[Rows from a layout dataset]

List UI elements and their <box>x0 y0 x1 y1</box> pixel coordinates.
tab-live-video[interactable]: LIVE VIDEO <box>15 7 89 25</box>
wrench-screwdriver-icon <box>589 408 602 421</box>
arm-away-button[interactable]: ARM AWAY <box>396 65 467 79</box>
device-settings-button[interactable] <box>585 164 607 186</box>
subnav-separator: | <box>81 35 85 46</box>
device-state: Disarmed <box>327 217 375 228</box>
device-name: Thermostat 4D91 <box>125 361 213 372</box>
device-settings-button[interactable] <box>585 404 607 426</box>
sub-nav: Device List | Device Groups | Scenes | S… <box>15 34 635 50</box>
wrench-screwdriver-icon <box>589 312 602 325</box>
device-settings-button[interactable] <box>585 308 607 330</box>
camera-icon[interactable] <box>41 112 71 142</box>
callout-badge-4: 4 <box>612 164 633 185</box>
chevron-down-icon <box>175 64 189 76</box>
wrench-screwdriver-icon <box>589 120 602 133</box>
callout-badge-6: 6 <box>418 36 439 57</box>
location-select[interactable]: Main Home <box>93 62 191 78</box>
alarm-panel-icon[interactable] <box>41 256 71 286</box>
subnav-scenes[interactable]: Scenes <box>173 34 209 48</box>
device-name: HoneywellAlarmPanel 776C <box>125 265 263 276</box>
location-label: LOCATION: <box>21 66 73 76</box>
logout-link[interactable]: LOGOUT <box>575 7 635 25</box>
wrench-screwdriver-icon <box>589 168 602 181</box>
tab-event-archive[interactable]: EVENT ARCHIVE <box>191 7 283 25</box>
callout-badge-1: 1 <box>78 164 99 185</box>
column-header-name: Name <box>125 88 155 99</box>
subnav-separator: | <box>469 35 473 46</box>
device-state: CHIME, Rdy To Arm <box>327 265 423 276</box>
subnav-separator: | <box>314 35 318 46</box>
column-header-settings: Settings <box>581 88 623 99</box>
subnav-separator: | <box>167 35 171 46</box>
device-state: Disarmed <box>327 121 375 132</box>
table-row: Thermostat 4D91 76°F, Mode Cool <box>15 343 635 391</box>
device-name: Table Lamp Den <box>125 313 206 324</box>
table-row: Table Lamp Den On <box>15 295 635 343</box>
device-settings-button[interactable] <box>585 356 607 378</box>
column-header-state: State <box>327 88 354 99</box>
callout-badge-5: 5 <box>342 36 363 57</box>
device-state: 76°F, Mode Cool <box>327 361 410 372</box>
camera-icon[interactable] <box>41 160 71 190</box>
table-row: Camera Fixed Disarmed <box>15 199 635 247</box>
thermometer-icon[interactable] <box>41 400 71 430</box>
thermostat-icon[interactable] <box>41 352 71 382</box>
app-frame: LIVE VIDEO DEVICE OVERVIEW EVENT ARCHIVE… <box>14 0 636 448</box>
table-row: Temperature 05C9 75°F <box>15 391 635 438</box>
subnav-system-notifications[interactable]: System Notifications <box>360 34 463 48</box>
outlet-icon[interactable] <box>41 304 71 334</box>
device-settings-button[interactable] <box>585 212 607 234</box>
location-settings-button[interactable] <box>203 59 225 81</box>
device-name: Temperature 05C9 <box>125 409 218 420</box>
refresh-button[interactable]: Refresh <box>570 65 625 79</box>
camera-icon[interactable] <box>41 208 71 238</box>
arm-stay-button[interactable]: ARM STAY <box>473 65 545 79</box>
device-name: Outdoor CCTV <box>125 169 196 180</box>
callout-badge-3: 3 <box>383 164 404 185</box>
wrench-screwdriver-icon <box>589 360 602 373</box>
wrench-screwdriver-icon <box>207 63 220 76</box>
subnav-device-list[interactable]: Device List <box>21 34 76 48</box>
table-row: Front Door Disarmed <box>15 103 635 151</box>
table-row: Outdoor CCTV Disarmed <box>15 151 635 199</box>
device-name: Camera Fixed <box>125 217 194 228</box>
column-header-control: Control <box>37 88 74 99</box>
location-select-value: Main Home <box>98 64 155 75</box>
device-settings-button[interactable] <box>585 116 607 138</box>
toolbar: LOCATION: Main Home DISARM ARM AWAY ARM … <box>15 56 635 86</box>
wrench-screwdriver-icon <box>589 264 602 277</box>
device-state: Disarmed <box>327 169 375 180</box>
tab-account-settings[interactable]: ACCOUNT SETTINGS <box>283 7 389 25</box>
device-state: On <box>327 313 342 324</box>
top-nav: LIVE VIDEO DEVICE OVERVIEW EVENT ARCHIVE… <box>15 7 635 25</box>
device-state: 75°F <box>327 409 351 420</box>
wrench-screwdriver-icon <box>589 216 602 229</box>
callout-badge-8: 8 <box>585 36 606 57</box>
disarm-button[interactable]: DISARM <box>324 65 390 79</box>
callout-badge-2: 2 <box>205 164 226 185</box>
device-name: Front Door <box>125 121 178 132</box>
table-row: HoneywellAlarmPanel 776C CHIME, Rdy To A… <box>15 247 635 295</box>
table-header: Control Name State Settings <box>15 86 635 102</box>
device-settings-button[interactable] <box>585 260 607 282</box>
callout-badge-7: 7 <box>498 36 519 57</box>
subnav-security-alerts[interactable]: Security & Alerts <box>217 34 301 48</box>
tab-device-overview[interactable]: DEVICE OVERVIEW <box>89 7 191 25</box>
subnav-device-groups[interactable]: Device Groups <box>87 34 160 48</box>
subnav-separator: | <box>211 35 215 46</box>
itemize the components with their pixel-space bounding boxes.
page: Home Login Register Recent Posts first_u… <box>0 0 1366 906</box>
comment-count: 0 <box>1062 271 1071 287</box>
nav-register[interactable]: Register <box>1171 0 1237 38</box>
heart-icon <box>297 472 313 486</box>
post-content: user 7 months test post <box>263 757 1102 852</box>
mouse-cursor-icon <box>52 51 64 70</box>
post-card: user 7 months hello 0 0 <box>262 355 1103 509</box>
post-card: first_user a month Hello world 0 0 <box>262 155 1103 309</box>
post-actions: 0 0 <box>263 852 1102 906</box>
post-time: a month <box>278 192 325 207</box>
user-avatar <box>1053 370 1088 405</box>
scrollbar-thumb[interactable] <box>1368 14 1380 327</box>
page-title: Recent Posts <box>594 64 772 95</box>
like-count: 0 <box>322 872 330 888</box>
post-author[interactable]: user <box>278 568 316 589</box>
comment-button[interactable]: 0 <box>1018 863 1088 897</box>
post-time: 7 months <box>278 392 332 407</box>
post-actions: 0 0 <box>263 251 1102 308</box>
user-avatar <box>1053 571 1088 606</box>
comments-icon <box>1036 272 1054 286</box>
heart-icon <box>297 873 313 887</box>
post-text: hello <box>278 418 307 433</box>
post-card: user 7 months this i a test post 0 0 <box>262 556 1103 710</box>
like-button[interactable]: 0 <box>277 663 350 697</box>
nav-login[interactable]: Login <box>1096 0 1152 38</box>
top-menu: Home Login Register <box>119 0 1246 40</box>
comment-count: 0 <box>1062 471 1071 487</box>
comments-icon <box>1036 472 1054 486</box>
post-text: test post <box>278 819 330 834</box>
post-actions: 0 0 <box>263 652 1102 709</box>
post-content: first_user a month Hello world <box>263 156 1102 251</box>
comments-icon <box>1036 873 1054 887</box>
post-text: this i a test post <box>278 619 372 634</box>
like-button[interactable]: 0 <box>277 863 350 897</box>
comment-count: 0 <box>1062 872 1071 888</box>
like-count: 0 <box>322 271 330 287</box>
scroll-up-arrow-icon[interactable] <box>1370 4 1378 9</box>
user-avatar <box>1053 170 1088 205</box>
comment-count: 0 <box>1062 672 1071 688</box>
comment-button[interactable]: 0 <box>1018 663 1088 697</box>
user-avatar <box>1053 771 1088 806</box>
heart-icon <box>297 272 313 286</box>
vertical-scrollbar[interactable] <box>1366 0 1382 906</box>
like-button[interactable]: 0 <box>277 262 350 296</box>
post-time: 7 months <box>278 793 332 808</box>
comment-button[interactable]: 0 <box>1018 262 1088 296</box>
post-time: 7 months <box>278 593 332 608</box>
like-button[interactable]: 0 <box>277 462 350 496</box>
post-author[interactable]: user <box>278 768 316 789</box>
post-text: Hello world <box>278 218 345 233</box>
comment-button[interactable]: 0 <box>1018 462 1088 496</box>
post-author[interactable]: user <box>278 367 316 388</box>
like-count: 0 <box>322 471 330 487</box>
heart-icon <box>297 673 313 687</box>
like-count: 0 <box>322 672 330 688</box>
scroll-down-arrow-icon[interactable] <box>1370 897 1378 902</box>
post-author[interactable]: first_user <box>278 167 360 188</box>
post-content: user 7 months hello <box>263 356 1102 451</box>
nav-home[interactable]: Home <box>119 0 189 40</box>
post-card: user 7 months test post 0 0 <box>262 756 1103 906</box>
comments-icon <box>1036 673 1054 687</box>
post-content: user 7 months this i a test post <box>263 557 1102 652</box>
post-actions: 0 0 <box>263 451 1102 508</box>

→ **WHAT NEEDS TO BE DONE**:
Transcribe the stretch of the records from the start through the line containing "subnav-scenes[interactable]: Scenes <box>173", both ends included, with every character unchanged.

→ **SOLVED EXERCISE**:
List UI elements and their <box>x0 y0 x1 y1</box> pixel coordinates.
tab-live-video[interactable]: LIVE VIDEO <box>15 7 89 25</box>
wrench-screwdriver-icon <box>589 408 602 421</box>
arm-away-button[interactable]: ARM AWAY <box>396 65 467 79</box>
device-settings-button[interactable] <box>585 164 607 186</box>
subnav-separator: | <box>81 35 85 46</box>
device-state: Disarmed <box>327 217 375 228</box>
device-name: Thermostat 4D91 <box>125 361 213 372</box>
device-settings-button[interactable] <box>585 404 607 426</box>
sub-nav: Device List | Device Groups | Scenes | S… <box>15 34 635 50</box>
wrench-screwdriver-icon <box>589 312 602 325</box>
device-settings-button[interactable] <box>585 308 607 330</box>
camera-icon[interactable] <box>41 112 71 142</box>
callout-badge-4: 4 <box>612 164 633 185</box>
chevron-down-icon <box>175 64 189 76</box>
wrench-screwdriver-icon <box>589 120 602 133</box>
callout-badge-6: 6 <box>418 36 439 57</box>
location-select[interactable]: Main Home <box>93 62 191 78</box>
alarm-panel-icon[interactable] <box>41 256 71 286</box>
subnav-scenes[interactable]: Scenes <box>173 34 209 48</box>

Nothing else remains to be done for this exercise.